-- Start of GIVEN DATA --
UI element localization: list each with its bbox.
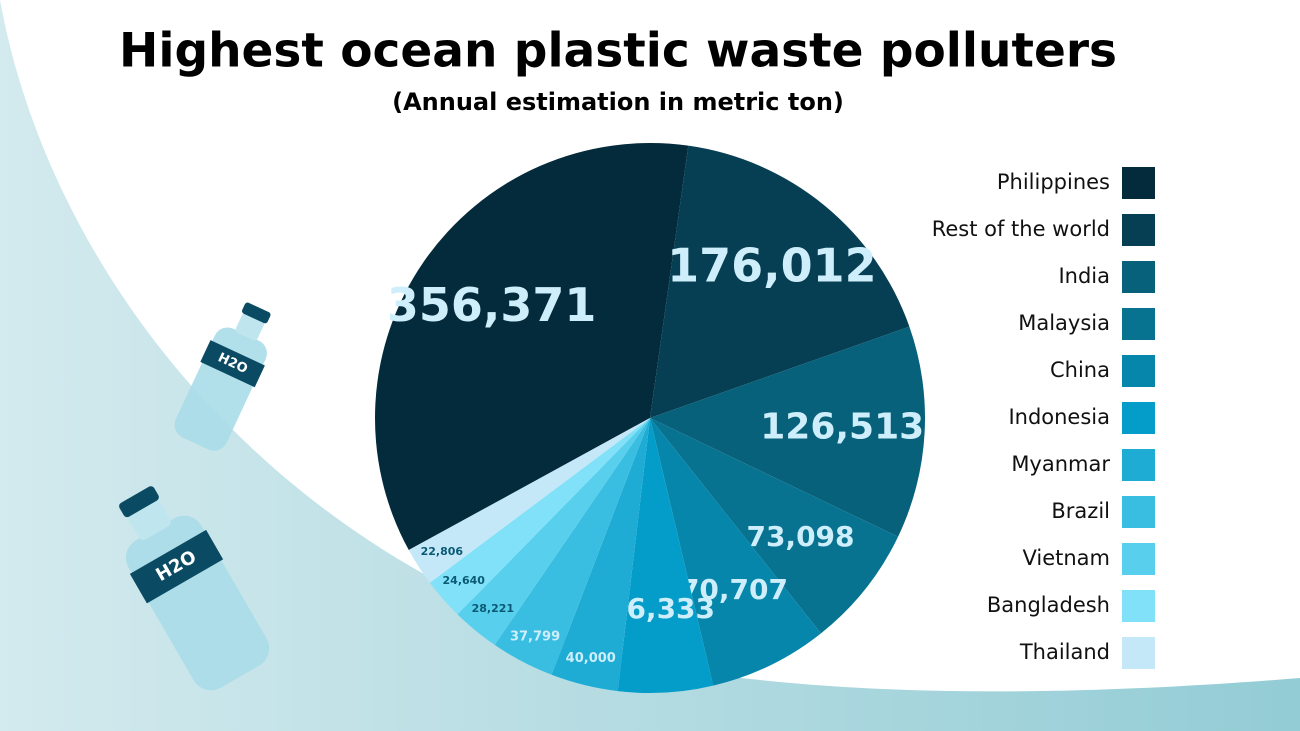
-- End of GIVEN DATA --
-- Start of GIVEN DATA --
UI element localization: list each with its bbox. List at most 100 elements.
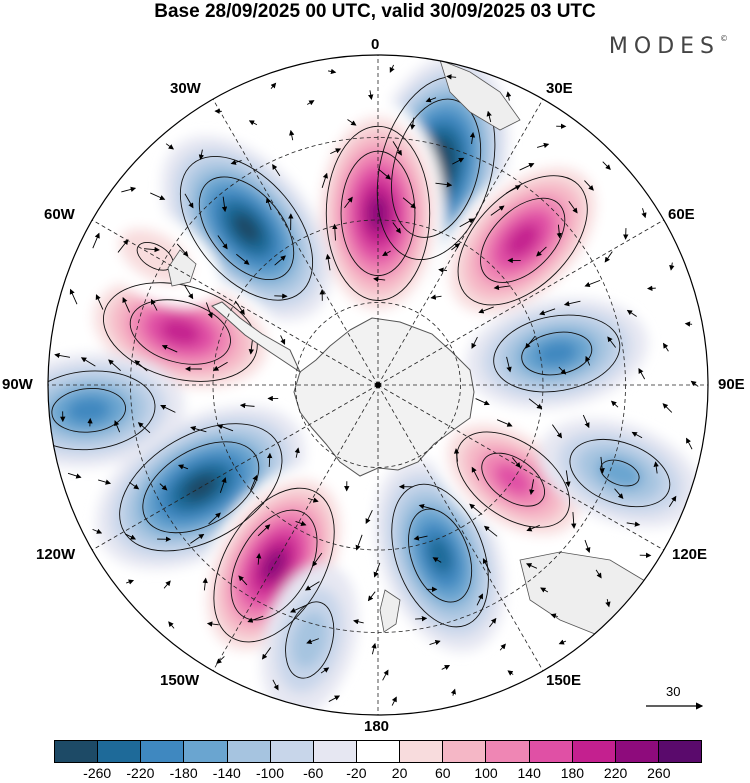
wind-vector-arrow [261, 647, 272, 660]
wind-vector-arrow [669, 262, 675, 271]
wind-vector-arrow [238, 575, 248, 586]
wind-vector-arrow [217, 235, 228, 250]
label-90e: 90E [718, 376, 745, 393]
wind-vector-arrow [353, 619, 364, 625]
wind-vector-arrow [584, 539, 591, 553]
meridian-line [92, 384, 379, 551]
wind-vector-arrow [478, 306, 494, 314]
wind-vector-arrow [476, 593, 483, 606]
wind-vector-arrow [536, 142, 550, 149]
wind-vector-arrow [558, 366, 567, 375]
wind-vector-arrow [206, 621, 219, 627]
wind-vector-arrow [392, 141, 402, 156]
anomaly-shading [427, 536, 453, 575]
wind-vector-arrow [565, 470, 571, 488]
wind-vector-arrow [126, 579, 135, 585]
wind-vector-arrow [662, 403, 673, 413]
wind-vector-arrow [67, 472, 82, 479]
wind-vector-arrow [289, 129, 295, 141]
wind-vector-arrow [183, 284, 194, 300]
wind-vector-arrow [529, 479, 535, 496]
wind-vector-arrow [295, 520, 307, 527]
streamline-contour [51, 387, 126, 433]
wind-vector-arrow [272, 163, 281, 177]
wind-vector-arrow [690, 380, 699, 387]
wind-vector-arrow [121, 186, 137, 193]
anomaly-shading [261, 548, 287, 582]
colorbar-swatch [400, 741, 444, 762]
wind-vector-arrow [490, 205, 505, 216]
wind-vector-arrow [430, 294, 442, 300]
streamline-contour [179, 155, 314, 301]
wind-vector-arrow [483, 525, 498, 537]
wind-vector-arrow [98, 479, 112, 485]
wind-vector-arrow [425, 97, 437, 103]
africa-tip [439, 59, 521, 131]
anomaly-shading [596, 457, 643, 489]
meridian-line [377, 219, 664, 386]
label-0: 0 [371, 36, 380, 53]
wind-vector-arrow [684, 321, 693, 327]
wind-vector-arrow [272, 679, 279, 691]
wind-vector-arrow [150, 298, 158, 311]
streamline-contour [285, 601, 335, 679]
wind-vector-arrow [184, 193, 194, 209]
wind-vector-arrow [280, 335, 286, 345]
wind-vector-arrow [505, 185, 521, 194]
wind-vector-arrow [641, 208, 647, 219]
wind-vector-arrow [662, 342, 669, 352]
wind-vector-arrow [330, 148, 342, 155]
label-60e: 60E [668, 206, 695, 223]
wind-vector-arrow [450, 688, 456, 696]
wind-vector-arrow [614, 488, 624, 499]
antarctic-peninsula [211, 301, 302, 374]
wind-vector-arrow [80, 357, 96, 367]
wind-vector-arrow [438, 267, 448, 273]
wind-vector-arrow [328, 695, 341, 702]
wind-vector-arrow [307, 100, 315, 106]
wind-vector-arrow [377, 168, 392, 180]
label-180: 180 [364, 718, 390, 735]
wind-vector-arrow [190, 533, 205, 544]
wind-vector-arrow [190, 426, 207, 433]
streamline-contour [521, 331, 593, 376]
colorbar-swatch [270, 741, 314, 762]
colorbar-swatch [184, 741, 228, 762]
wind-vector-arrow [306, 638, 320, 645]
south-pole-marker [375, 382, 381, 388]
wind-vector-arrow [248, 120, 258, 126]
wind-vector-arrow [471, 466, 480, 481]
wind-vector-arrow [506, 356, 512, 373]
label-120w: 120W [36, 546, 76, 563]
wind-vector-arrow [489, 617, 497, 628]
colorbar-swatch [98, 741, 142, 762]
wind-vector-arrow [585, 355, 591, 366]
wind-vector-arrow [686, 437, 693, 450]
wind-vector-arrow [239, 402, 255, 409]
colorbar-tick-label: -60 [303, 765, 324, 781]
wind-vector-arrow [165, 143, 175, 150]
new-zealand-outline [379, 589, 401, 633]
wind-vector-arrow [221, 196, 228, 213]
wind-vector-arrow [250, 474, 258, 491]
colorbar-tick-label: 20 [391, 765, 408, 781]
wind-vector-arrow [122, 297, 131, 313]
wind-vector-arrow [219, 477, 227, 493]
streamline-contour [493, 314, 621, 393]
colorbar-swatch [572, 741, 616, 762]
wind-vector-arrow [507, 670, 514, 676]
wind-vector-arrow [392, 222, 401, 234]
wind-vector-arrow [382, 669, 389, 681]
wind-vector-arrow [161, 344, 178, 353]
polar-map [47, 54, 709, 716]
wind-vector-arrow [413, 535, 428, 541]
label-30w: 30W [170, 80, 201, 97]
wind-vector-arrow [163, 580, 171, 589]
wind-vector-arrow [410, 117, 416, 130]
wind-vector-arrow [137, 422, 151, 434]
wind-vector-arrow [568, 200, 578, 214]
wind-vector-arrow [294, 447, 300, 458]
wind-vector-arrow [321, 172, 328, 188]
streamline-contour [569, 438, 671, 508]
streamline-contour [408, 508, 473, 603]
-- End of GIVEN DATA --
- GOAL OF THE EXERCISE
Extract every line of the entries above that contains the string "colorbar", matching case exactly.

- TASK ANSWER
colorbar-swatch [400, 741, 444, 762]
colorbar-swatch [270, 741, 314, 762]
colorbar-swatch [184, 741, 228, 762]
colorbar-swatch [98, 741, 142, 762]
colorbar-tick-label: -60 [303, 765, 324, 781]
colorbar-tick-label: 20 [391, 765, 408, 781]
colorbar-swatch [572, 741, 616, 762]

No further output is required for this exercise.